>> START STORED DATA

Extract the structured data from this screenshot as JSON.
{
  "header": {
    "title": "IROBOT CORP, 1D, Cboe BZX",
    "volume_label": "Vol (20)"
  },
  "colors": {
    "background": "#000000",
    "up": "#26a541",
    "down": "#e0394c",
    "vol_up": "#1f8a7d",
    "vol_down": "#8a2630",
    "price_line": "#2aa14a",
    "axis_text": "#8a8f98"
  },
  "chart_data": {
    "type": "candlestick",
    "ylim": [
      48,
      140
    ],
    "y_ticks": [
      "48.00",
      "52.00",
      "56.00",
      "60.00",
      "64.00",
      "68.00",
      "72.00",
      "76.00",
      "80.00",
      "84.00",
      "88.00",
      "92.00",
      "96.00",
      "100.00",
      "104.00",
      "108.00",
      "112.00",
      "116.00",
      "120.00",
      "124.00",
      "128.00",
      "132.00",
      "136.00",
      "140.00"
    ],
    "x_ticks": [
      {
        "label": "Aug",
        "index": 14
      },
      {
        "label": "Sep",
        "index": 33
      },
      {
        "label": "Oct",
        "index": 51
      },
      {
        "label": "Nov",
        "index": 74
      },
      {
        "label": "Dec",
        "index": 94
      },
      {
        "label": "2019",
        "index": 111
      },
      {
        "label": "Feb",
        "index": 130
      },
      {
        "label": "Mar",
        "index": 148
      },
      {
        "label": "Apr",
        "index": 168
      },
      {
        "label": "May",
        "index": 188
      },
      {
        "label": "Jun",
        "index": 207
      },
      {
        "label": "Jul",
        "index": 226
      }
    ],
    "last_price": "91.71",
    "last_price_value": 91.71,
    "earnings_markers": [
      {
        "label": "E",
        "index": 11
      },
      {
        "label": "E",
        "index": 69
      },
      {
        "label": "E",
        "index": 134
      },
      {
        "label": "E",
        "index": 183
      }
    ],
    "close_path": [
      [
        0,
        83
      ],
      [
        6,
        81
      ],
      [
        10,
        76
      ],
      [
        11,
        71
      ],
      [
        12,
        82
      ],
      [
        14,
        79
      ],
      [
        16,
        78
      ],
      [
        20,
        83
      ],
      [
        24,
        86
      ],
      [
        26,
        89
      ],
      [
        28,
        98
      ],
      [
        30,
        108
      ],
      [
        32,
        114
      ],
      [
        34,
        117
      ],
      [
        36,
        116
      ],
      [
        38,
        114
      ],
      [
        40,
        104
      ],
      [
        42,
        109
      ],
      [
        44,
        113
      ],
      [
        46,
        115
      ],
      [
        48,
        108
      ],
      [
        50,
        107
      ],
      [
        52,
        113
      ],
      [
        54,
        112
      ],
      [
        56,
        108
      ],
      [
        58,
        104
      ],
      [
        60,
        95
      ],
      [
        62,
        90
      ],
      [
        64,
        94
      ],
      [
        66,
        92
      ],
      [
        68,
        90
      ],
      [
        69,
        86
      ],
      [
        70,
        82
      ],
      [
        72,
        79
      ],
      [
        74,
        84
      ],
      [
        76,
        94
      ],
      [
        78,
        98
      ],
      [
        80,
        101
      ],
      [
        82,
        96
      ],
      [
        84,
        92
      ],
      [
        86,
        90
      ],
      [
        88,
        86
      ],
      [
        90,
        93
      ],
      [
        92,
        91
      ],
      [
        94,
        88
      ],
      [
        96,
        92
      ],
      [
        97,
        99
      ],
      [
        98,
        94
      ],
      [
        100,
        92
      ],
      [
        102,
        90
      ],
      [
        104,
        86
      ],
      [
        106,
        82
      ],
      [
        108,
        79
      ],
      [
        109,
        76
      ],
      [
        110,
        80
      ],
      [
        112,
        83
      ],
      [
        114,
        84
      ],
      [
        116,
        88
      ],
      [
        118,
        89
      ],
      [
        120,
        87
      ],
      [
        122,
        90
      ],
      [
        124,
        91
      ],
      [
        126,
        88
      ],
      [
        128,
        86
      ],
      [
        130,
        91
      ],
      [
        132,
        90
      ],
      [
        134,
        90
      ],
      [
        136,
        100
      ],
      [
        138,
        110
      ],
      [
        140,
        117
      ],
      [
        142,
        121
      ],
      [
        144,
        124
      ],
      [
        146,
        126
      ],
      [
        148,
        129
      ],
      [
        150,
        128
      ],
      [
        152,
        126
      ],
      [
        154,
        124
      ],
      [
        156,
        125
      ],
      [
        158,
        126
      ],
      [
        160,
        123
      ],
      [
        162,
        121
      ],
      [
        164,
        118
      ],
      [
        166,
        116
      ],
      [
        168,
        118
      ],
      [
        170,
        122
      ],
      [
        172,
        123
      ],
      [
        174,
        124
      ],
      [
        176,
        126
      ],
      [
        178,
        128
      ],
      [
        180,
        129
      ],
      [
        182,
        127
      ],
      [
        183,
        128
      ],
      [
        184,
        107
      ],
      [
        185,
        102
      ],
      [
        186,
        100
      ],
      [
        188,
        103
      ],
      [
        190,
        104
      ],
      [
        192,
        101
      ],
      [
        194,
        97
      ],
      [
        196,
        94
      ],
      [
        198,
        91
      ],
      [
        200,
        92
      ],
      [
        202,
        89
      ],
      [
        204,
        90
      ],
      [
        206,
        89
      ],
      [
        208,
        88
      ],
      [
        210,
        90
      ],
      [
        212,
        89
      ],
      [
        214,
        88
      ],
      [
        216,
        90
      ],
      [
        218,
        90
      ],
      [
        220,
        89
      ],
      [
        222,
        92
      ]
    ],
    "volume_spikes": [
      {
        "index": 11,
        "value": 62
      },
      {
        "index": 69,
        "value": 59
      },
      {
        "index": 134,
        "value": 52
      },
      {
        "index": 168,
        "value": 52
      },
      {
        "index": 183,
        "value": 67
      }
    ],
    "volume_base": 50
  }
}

>> END STORED DATA

## [EXERCISE INSTRUCTIONS]
Each record above should be repeated exactly as it appears.

## [REPLY TO THE EXERCISE]
Extract the structured data from this screenshot as JSON.
{
  "header": {
    "title": "IROBOT CORP, 1D, Cboe BZX",
    "volume_label": "Vol (20)"
  },
  "colors": {
    "background": "#000000",
    "up": "#26a541",
    "down": "#e0394c",
    "vol_up": "#1f8a7d",
    "vol_down": "#8a2630",
    "price_line": "#2aa14a",
    "axis_text": "#8a8f98"
  },
  "chart_data": {
    "type": "candlestick",
    "ylim": [
      48,
      140
    ],
    "y_ticks": [
      "48.00",
      "52.00",
      "56.00",
      "60.00",
      "64.00",
      "68.00",
      "72.00",
      "76.00",
      "80.00",
      "84.00",
      "88.00",
      "92.00",
      "96.00",
      "100.00",
      "104.00",
      "108.00",
      "112.00",
      "116.00",
      "120.00",
      "124.00",
      "128.00",
      "132.00",
      "136.00",
      "140.00"
    ],
    "x_ticks": [
      {
        "label": "Aug",
        "index": 14
      },
      {
        "label": "Sep",
        "index": 33
      },
      {
        "label": "Oct",
        "index": 51
      },
      {
        "label": "Nov",
        "index": 74
      },
      {
        "label": "Dec",
        "index": 94
      },
      {
        "label": "2019",
        "index": 111
      },
      {
        "label": "Feb",
        "index": 130
      },
      {
        "label": "Mar",
        "index": 148
      },
      {
        "label": "Apr",
        "index": 168
      },
      {
        "label": "May",
        "index": 188
      },
      {
        "label": "Jun",
        "index": 207
      },
      {
        "label": "Jul",
        "index": 226
      }
    ],
    "last_price": "91.71",
    "last_price_value": 91.71,
    "earnings_markers": [
      {
        "label": "E",
        "index": 11
      },
      {
        "label": "E",
        "index": 69
      },
      {
        "label": "E",
        "index": 134
      },
      {
        "label": "E",
        "index": 183
      }
    ],
    "close_path": [
      [
        0,
        83
      ],
      [
        6,
        81
      ],
      [
        10,
        76
      ],
      [
        11,
        71
      ],
      [
        12,
        82
      ],
      [
        14,
        79
      ],
      [
        16,
        78
      ],
      [
        20,
        83
      ],
      [
        24,
        86
      ],
      [
        26,
        89
      ],
      [
        28,
        98
      ],
      [
        30,
        108
      ],
      [
        32,
        114
      ],
      [
        34,
        117
      ],
      [
        36,
        116
      ],
      [
        38,
        114
      ],
      [
        40,
        104
      ],
      [
        42,
        109
      ],
      [
        44,
        113
      ],
      [
        46,
        115
      ],
      [
        48,
        108
      ],
      [
        50,
        107
      ],
      [
        52,
        113
      ],
      [
        54,
        112
      ],
      [
        56,
        108
      ],
      [
        58,
        104
      ],
      [
        60,
        95
      ],
      [
        62,
        90
      ],
      [
        64,
        94
      ],
      [
        66,
        92
      ],
      [
        68,
        90
      ],
      [
        69,
        86
      ],
      [
        70,
        82
      ],
      [
        72,
        79
      ],
      [
        74,
        84
      ],
      [
        76,
        94
      ],
      [
        78,
        98
      ],
      [
        80,
        101
      ],
      [
        82,
        96
      ],
      [
        84,
        92
      ],
      [
        86,
        90
      ],
      [
        88,
        86
      ],
      [
        90,
        93
      ],
      [
        92,
        91
      ],
      [
        94,
        88
      ],
      [
        96,
        92
      ],
      [
        97,
        99
      ],
      [
        98,
        94
      ],
      [
        100,
        92
      ],
      [
        102,
        90
      ],
      [
        104,
        86
      ],
      [
        106,
        82
      ],
      [
        108,
        79
      ],
      [
        109,
        76
      ],
      [
        110,
        80
      ],
      [
        112,
        83
      ],
      [
        114,
        84
      ],
      [
        116,
        88
      ],
      [
        118,
        89
      ],
      [
        120,
        87
      ],
      [
        122,
        90
      ],
      [
        124,
        91
      ],
      [
        126,
        88
      ],
      [
        128,
        86
      ],
      [
        130,
        91
      ],
      [
        132,
        90
      ],
      [
        134,
        90
      ],
      [
        136,
        100
      ],
      [
        138,
        110
      ],
      [
        140,
        117
      ],
      [
        142,
        121
      ],
      [
        144,
        124
      ],
      [
        146,
        126
      ],
      [
        148,
        129
      ],
      [
        150,
        128
      ],
      [
        152,
        126
      ],
      [
        154,
        124
      ],
      [
        156,
        125
      ],
      [
        158,
        126
      ],
      [
        160,
        123
      ],
      [
        162,
        121
      ],
      [
        164,
        118
      ],
      [
        166,
        116
      ],
      [
        168,
        118
      ],
      [
        170,
        122
      ],
      [
        172,
        123
      ],
      [
        174,
        124
      ],
      [
        176,
        126
      ],
      [
        178,
        128
      ],
      [
        180,
        129
      ],
      [
        182,
        127
      ],
      [
        183,
        128
      ],
      [
        184,
        107
      ],
      [
        185,
        102
      ],
      [
        186,
        100
      ],
      [
        188,
        103
      ],
      [
        190,
        104
      ],
      [
        192,
        101
      ],
      [
        194,
        97
      ],
      [
        196,
        94
      ],
      [
        198,
        91
      ],
      [
        200,
        92
      ],
      [
        202,
        89
      ],
      [
        204,
        90
      ],
      [
        206,
        89
      ],
      [
        208,
        88
      ],
      [
        210,
        90
      ],
      [
        212,
        89
      ],
      [
        214,
        88
      ],
      [
        216,
        90
      ],
      [
        218,
        90
      ],
      [
        220,
        89
      ],
      [
        222,
        92
      ]
    ],
    "volume_spikes": [
      {
        "index": 11,
        "value": 62
      },
      {
        "index": 69,
        "value": 59
      },
      {
        "index": 134,
        "value": 52
      },
      {
        "index": 168,
        "value": 52
      },
      {
        "index": 183,
        "value": 67
      }
    ],
    "volume_base": 50
  }
}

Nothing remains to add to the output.